PROBLEM: Omit the pictures, then write out every entry exactly as it reads.

------------------------------------------------------------------------

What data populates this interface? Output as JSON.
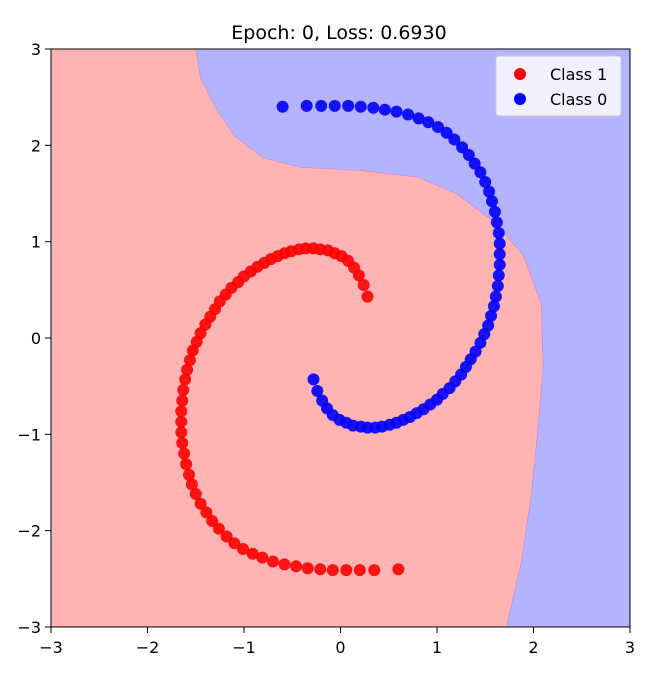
{
  "chart_data": {
    "type": "scatter",
    "title": "Epoch: 0, Loss: 0.6930",
    "xlabel": "",
    "ylabel": "",
    "xlim": [
      -3,
      3
    ],
    "ylim": [
      -3,
      3
    ],
    "x_ticks": [
      -3,
      -2,
      -1,
      0,
      1,
      2,
      3
    ],
    "y_ticks": [
      -3,
      -2,
      -1,
      0,
      1,
      2,
      3
    ],
    "x_tick_labels": [
      "−3",
      "−2",
      "−1",
      "0",
      "1",
      "2",
      "3"
    ],
    "y_tick_labels": [
      "−3",
      "−2",
      "−1",
      "0",
      "1",
      "2",
      "3"
    ],
    "grid": false,
    "legend_position": "top-right",
    "background": {
      "type": "decision_boundary",
      "regions": [
        {
          "class": "Class 1",
          "color": "#ffb3b3"
        },
        {
          "class": "Class 0",
          "color": "#b3b3ff"
        }
      ],
      "boundary": [
        [
          -1.5,
          3.0
        ],
        [
          -1.45,
          2.7
        ],
        [
          -1.3,
          2.4
        ],
        [
          -1.1,
          2.1
        ],
        [
          -0.8,
          1.87
        ],
        [
          -0.4,
          1.77
        ],
        [
          0.2,
          1.74
        ],
        [
          0.8,
          1.67
        ],
        [
          1.2,
          1.5
        ],
        [
          1.6,
          1.2
        ],
        [
          1.9,
          0.85
        ],
        [
          2.08,
          0.35
        ],
        [
          2.1,
          -0.3
        ],
        [
          2.05,
          -0.9
        ],
        [
          1.98,
          -1.6
        ],
        [
          1.88,
          -2.3
        ],
        [
          1.72,
          -3.0
        ]
      ]
    },
    "series": [
      {
        "name": "Class 1",
        "color": "#ff0000",
        "x": [
          0.28,
          0.24,
          0.19,
          0.14,
          0.08,
          0.01,
          -0.06,
          -0.13,
          -0.21,
          -0.28,
          -0.36,
          -0.43,
          -0.51,
          -0.58,
          -0.65,
          -0.72,
          -0.79,
          -0.86,
          -0.93,
          -1.0,
          -1.06,
          -1.13,
          -1.19,
          -1.25,
          -1.3,
          -1.35,
          -1.4,
          -1.45,
          -1.49,
          -1.53,
          -1.56,
          -1.59,
          -1.61,
          -1.63,
          -1.64,
          -1.65,
          -1.65,
          -1.65,
          -1.64,
          -1.62,
          -1.6,
          -1.57,
          -1.54,
          -1.5,
          -1.45,
          -1.39,
          -1.33,
          -1.26,
          -1.18,
          -1.1,
          -1.01,
          -0.91,
          -0.81,
          -0.7,
          -0.58,
          -0.46,
          -0.34,
          -0.21,
          -0.08,
          0.06,
          0.2,
          0.35,
          0.6
        ],
        "y": [
          0.43,
          0.55,
          0.65,
          0.73,
          0.8,
          0.85,
          0.88,
          0.91,
          0.92,
          0.93,
          0.93,
          0.92,
          0.9,
          0.88,
          0.85,
          0.82,
          0.78,
          0.74,
          0.69,
          0.64,
          0.58,
          0.52,
          0.45,
          0.38,
          0.3,
          0.22,
          0.14,
          0.05,
          -0.04,
          -0.13,
          -0.23,
          -0.33,
          -0.43,
          -0.54,
          -0.65,
          -0.76,
          -0.87,
          -0.98,
          -1.09,
          -1.2,
          -1.31,
          -1.42,
          -1.52,
          -1.62,
          -1.72,
          -1.81,
          -1.9,
          -1.98,
          -2.06,
          -2.13,
          -2.19,
          -2.24,
          -2.28,
          -2.32,
          -2.35,
          -2.37,
          -2.39,
          -2.4,
          -2.41,
          -2.41,
          -2.41,
          -2.41,
          -2.4
        ]
      },
      {
        "name": "Class 0",
        "color": "#0000ff",
        "x": [
          -0.28,
          -0.24,
          -0.19,
          -0.14,
          -0.08,
          -0.01,
          0.06,
          0.13,
          0.21,
          0.28,
          0.36,
          0.43,
          0.51,
          0.58,
          0.65,
          0.72,
          0.79,
          0.86,
          0.93,
          1.0,
          1.06,
          1.13,
          1.19,
          1.25,
          1.3,
          1.35,
          1.4,
          1.45,
          1.49,
          1.53,
          1.56,
          1.59,
          1.61,
          1.63,
          1.64,
          1.65,
          1.65,
          1.65,
          1.64,
          1.62,
          1.6,
          1.57,
          1.54,
          1.5,
          1.45,
          1.39,
          1.33,
          1.26,
          1.18,
          1.1,
          1.01,
          0.91,
          0.81,
          0.7,
          0.58,
          0.46,
          0.34,
          0.21,
          0.08,
          -0.06,
          -0.2,
          -0.35,
          -0.6
        ],
        "y": [
          -0.43,
          -0.55,
          -0.65,
          -0.73,
          -0.8,
          -0.85,
          -0.88,
          -0.91,
          -0.92,
          -0.93,
          -0.93,
          -0.92,
          -0.9,
          -0.88,
          -0.85,
          -0.82,
          -0.78,
          -0.74,
          -0.69,
          -0.64,
          -0.58,
          -0.52,
          -0.45,
          -0.38,
          -0.3,
          -0.22,
          -0.14,
          -0.05,
          0.04,
          0.13,
          0.23,
          0.33,
          0.43,
          0.54,
          0.65,
          0.76,
          0.87,
          0.98,
          1.09,
          1.2,
          1.31,
          1.42,
          1.52,
          1.62,
          1.72,
          1.81,
          1.9,
          1.98,
          2.06,
          2.13,
          2.19,
          2.24,
          2.28,
          2.32,
          2.35,
          2.37,
          2.39,
          2.4,
          2.41,
          2.41,
          2.41,
          2.41,
          2.4
        ]
      }
    ],
    "legend": [
      {
        "label": "Class 1",
        "color": "#ff0000"
      },
      {
        "label": "Class 0",
        "color": "#0000ff"
      }
    ]
  }
}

------------------------------------------------------------------------

SOLUTION TO THIS PROBLEM:
What data populates this interface? Output as JSON.
{
  "chart_data": {
    "type": "scatter",
    "title": "Epoch: 0, Loss: 0.6930",
    "xlabel": "",
    "ylabel": "",
    "xlim": [
      -3,
      3
    ],
    "ylim": [
      -3,
      3
    ],
    "x_ticks": [
      -3,
      -2,
      -1,
      0,
      1,
      2,
      3
    ],
    "y_ticks": [
      -3,
      -2,
      -1,
      0,
      1,
      2,
      3
    ],
    "x_tick_labels": [
      "−3",
      "−2",
      "−1",
      "0",
      "1",
      "2",
      "3"
    ],
    "y_tick_labels": [
      "−3",
      "−2",
      "−1",
      "0",
      "1",
      "2",
      "3"
    ],
    "grid": false,
    "legend_position": "top-right",
    "background": {
      "type": "decision_boundary",
      "regions": [
        {
          "class": "Class 1",
          "color": "#ffb3b3"
        },
        {
          "class": "Class 0",
          "color": "#b3b3ff"
        }
      ],
      "boundary": [
        [
          -1.5,
          3.0
        ],
        [
          -1.45,
          2.7
        ],
        [
          -1.3,
          2.4
        ],
        [
          -1.1,
          2.1
        ],
        [
          -0.8,
          1.87
        ],
        [
          -0.4,
          1.77
        ],
        [
          0.2,
          1.74
        ],
        [
          0.8,
          1.67
        ],
        [
          1.2,
          1.5
        ],
        [
          1.6,
          1.2
        ],
        [
          1.9,
          0.85
        ],
        [
          2.08,
          0.35
        ],
        [
          2.1,
          -0.3
        ],
        [
          2.05,
          -0.9
        ],
        [
          1.98,
          -1.6
        ],
        [
          1.88,
          -2.3
        ],
        [
          1.72,
          -3.0
        ]
      ]
    },
    "series": [
      {
        "name": "Class 1",
        "color": "#ff0000",
        "x": [
          0.28,
          0.24,
          0.19,
          0.14,
          0.08,
          0.01,
          -0.06,
          -0.13,
          -0.21,
          -0.28,
          -0.36,
          -0.43,
          -0.51,
          -0.58,
          -0.65,
          -0.72,
          -0.79,
          -0.86,
          -0.93,
          -1.0,
          -1.06,
          -1.13,
          -1.19,
          -1.25,
          -1.3,
          -1.35,
          -1.4,
          -1.45,
          -1.49,
          -1.53,
          -1.56,
          -1.59,
          -1.61,
          -1.63,
          -1.64,
          -1.65,
          -1.65,
          -1.65,
          -1.64,
          -1.62,
          -1.6,
          -1.57,
          -1.54,
          -1.5,
          -1.45,
          -1.39,
          -1.33,
          -1.26,
          -1.18,
          -1.1,
          -1.01,
          -0.91,
          -0.81,
          -0.7,
          -0.58,
          -0.46,
          -0.34,
          -0.21,
          -0.08,
          0.06,
          0.2,
          0.35,
          0.6
        ],
        "y": [
          0.43,
          0.55,
          0.65,
          0.73,
          0.8,
          0.85,
          0.88,
          0.91,
          0.92,
          0.93,
          0.93,
          0.92,
          0.9,
          0.88,
          0.85,
          0.82,
          0.78,
          0.74,
          0.69,
          0.64,
          0.58,
          0.52,
          0.45,
          0.38,
          0.3,
          0.22,
          0.14,
          0.05,
          -0.04,
          -0.13,
          -0.23,
          -0.33,
          -0.43,
          -0.54,
          -0.65,
          -0.76,
          -0.87,
          -0.98,
          -1.09,
          -1.2,
          -1.31,
          -1.42,
          -1.52,
          -1.62,
          -1.72,
          -1.81,
          -1.9,
          -1.98,
          -2.06,
          -2.13,
          -2.19,
          -2.24,
          -2.28,
          -2.32,
          -2.35,
          -2.37,
          -2.39,
          -2.4,
          -2.41,
          -2.41,
          -2.41,
          -2.41,
          -2.4
        ]
      },
      {
        "name": "Class 0",
        "color": "#0000ff",
        "x": [
          -0.28,
          -0.24,
          -0.19,
          -0.14,
          -0.08,
          -0.01,
          0.06,
          0.13,
          0.21,
          0.28,
          0.36,
          0.43,
          0.51,
          0.58,
          0.65,
          0.72,
          0.79,
          0.86,
          0.93,
          1.0,
          1.06,
          1.13,
          1.19,
          1.25,
          1.3,
          1.35,
          1.4,
          1.45,
          1.49,
          1.53,
          1.56,
          1.59,
          1.61,
          1.63,
          1.64,
          1.65,
          1.65,
          1.65,
          1.64,
          1.62,
          1.6,
          1.57,
          1.54,
          1.5,
          1.45,
          1.39,
          1.33,
          1.26,
          1.18,
          1.1,
          1.01,
          0.91,
          0.81,
          0.7,
          0.58,
          0.46,
          0.34,
          0.21,
          0.08,
          -0.06,
          -0.2,
          -0.35,
          -0.6
        ],
        "y": [
          -0.43,
          -0.55,
          -0.65,
          -0.73,
          -0.8,
          -0.85,
          -0.88,
          -0.91,
          -0.92,
          -0.93,
          -0.93,
          -0.92,
          -0.9,
          -0.88,
          -0.85,
          -0.82,
          -0.78,
          -0.74,
          -0.69,
          -0.64,
          -0.58,
          -0.52,
          -0.45,
          -0.38,
          -0.3,
          -0.22,
          -0.14,
          -0.05,
          0.04,
          0.13,
          0.23,
          0.33,
          0.43,
          0.54,
          0.65,
          0.76,
          0.87,
          0.98,
          1.09,
          1.2,
          1.31,
          1.42,
          1.52,
          1.62,
          1.72,
          1.81,
          1.9,
          1.98,
          2.06,
          2.13,
          2.19,
          2.24,
          2.28,
          2.32,
          2.35,
          2.37,
          2.39,
          2.4,
          2.41,
          2.41,
          2.41,
          2.41,
          2.4
        ]
      }
    ],
    "legend": [
      {
        "label": "Class 1",
        "color": "#ff0000"
      },
      {
        "label": "Class 0",
        "color": "#0000ff"
      }
    ]
  }
}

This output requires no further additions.